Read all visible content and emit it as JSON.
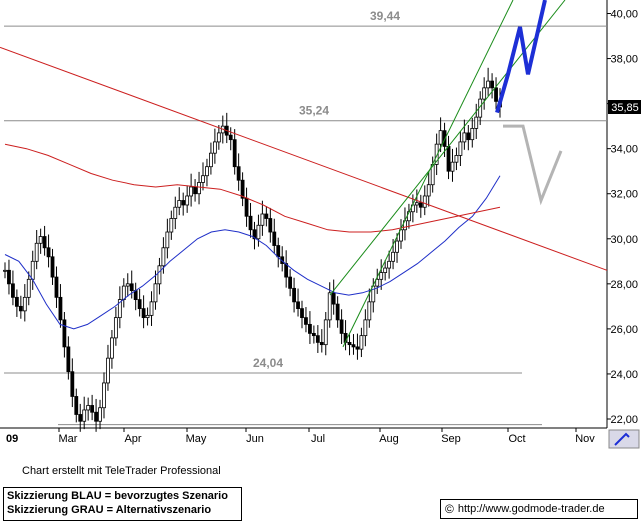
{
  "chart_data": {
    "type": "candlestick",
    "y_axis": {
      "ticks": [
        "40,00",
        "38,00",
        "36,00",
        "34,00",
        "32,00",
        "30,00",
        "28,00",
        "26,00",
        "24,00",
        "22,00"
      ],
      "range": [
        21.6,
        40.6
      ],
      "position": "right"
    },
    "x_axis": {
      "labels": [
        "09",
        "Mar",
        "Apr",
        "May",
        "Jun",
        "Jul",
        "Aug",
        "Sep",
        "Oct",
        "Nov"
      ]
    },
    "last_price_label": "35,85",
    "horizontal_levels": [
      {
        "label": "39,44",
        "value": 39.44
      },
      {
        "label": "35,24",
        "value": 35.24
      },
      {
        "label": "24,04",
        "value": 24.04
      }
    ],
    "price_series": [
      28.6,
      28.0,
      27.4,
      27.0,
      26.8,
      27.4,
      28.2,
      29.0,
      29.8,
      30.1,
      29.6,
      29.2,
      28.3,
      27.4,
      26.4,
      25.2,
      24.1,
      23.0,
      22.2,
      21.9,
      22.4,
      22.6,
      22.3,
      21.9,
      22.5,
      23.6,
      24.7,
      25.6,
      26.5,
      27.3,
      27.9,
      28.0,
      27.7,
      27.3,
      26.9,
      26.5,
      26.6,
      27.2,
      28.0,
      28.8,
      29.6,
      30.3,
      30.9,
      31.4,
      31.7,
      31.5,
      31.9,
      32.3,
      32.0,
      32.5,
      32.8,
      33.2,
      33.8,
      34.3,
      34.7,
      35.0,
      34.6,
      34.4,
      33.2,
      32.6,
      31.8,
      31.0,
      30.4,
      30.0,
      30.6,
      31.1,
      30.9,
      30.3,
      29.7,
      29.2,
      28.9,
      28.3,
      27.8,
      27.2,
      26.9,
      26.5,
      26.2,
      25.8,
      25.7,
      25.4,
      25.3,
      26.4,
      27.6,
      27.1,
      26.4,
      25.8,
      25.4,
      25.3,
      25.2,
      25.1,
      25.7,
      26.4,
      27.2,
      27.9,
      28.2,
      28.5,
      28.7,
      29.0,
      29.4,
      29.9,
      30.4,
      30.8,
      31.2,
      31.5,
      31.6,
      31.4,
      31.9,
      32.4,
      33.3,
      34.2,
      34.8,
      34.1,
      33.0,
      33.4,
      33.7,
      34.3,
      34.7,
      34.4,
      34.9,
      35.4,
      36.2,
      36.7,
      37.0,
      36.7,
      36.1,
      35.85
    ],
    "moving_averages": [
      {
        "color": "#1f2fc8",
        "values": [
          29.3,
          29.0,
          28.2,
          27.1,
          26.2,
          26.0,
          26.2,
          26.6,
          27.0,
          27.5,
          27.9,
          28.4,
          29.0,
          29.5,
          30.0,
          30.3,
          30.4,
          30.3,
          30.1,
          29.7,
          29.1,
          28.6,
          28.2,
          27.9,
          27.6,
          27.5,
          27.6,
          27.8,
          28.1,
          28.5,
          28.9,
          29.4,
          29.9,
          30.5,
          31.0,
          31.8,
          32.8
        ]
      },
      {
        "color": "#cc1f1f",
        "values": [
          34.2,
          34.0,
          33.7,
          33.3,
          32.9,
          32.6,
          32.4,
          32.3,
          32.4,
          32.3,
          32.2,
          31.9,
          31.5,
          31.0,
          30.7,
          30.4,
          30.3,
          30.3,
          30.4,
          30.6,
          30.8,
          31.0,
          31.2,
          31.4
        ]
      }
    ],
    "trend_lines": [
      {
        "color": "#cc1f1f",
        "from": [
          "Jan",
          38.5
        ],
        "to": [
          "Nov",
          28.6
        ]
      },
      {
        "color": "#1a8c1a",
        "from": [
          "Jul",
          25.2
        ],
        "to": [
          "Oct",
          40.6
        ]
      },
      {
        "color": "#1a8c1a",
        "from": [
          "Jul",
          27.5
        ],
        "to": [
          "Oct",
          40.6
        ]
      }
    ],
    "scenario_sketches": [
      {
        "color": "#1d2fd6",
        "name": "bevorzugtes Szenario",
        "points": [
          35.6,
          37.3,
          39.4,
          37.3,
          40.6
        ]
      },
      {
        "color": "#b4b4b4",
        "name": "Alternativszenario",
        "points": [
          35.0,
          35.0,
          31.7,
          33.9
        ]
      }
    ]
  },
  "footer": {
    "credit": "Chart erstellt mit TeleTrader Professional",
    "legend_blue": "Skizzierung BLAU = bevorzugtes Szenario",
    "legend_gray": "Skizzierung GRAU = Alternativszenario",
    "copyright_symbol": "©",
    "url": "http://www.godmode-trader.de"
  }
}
################
**Directive:** Leave out all images, then reproduce the entries above exactly.

**Solved problem:**
Read all visible content and emit it as JSON.
{
  "chart_data": {
    "type": "candlestick",
    "y_axis": {
      "ticks": [
        "40,00",
        "38,00",
        "36,00",
        "34,00",
        "32,00",
        "30,00",
        "28,00",
        "26,00",
        "24,00",
        "22,00"
      ],
      "range": [
        21.6,
        40.6
      ],
      "position": "right"
    },
    "x_axis": {
      "labels": [
        "09",
        "Mar",
        "Apr",
        "May",
        "Jun",
        "Jul",
        "Aug",
        "Sep",
        "Oct",
        "Nov"
      ]
    },
    "last_price_label": "35,85",
    "horizontal_levels": [
      {
        "label": "39,44",
        "value": 39.44
      },
      {
        "label": "35,24",
        "value": 35.24
      },
      {
        "label": "24,04",
        "value": 24.04
      }
    ],
    "price_series": [
      28.6,
      28.0,
      27.4,
      27.0,
      26.8,
      27.4,
      28.2,
      29.0,
      29.8,
      30.1,
      29.6,
      29.2,
      28.3,
      27.4,
      26.4,
      25.2,
      24.1,
      23.0,
      22.2,
      21.9,
      22.4,
      22.6,
      22.3,
      21.9,
      22.5,
      23.6,
      24.7,
      25.6,
      26.5,
      27.3,
      27.9,
      28.0,
      27.7,
      27.3,
      26.9,
      26.5,
      26.6,
      27.2,
      28.0,
      28.8,
      29.6,
      30.3,
      30.9,
      31.4,
      31.7,
      31.5,
      31.9,
      32.3,
      32.0,
      32.5,
      32.8,
      33.2,
      33.8,
      34.3,
      34.7,
      35.0,
      34.6,
      34.4,
      33.2,
      32.6,
      31.8,
      31.0,
      30.4,
      30.0,
      30.6,
      31.1,
      30.9,
      30.3,
      29.7,
      29.2,
      28.9,
      28.3,
      27.8,
      27.2,
      26.9,
      26.5,
      26.2,
      25.8,
      25.7,
      25.4,
      25.3,
      26.4,
      27.6,
      27.1,
      26.4,
      25.8,
      25.4,
      25.3,
      25.2,
      25.1,
      25.7,
      26.4,
      27.2,
      27.9,
      28.2,
      28.5,
      28.7,
      29.0,
      29.4,
      29.9,
      30.4,
      30.8,
      31.2,
      31.5,
      31.6,
      31.4,
      31.9,
      32.4,
      33.3,
      34.2,
      34.8,
      34.1,
      33.0,
      33.4,
      33.7,
      34.3,
      34.7,
      34.4,
      34.9,
      35.4,
      36.2,
      36.7,
      37.0,
      36.7,
      36.1,
      35.85
    ],
    "moving_averages": [
      {
        "color": "#1f2fc8",
        "values": [
          29.3,
          29.0,
          28.2,
          27.1,
          26.2,
          26.0,
          26.2,
          26.6,
          27.0,
          27.5,
          27.9,
          28.4,
          29.0,
          29.5,
          30.0,
          30.3,
          30.4,
          30.3,
          30.1,
          29.7,
          29.1,
          28.6,
          28.2,
          27.9,
          27.6,
          27.5,
          27.6,
          27.8,
          28.1,
          28.5,
          28.9,
          29.4,
          29.9,
          30.5,
          31.0,
          31.8,
          32.8
        ]
      },
      {
        "color": "#cc1f1f",
        "values": [
          34.2,
          34.0,
          33.7,
          33.3,
          32.9,
          32.6,
          32.4,
          32.3,
          32.4,
          32.3,
          32.2,
          31.9,
          31.5,
          31.0,
          30.7,
          30.4,
          30.3,
          30.3,
          30.4,
          30.6,
          30.8,
          31.0,
          31.2,
          31.4
        ]
      }
    ],
    "trend_lines": [
      {
        "color": "#cc1f1f",
        "from": [
          "Jan",
          38.5
        ],
        "to": [
          "Nov",
          28.6
        ]
      },
      {
        "color": "#1a8c1a",
        "from": [
          "Jul",
          25.2
        ],
        "to": [
          "Oct",
          40.6
        ]
      },
      {
        "color": "#1a8c1a",
        "from": [
          "Jul",
          27.5
        ],
        "to": [
          "Oct",
          40.6
        ]
      }
    ],
    "scenario_sketches": [
      {
        "color": "#1d2fd6",
        "name": "bevorzugtes Szenario",
        "points": [
          35.6,
          37.3,
          39.4,
          37.3,
          40.6
        ]
      },
      {
        "color": "#b4b4b4",
        "name": "Alternativszenario",
        "points": [
          35.0,
          35.0,
          31.7,
          33.9
        ]
      }
    ]
  },
  "footer": {
    "credit": "Chart erstellt mit TeleTrader Professional",
    "legend_blue": "Skizzierung BLAU = bevorzugtes Szenario",
    "legend_gray": "Skizzierung GRAU = Alternativszenario",
    "copyright_symbol": "©",
    "url": "http://www.godmode-trader.de"
  }
}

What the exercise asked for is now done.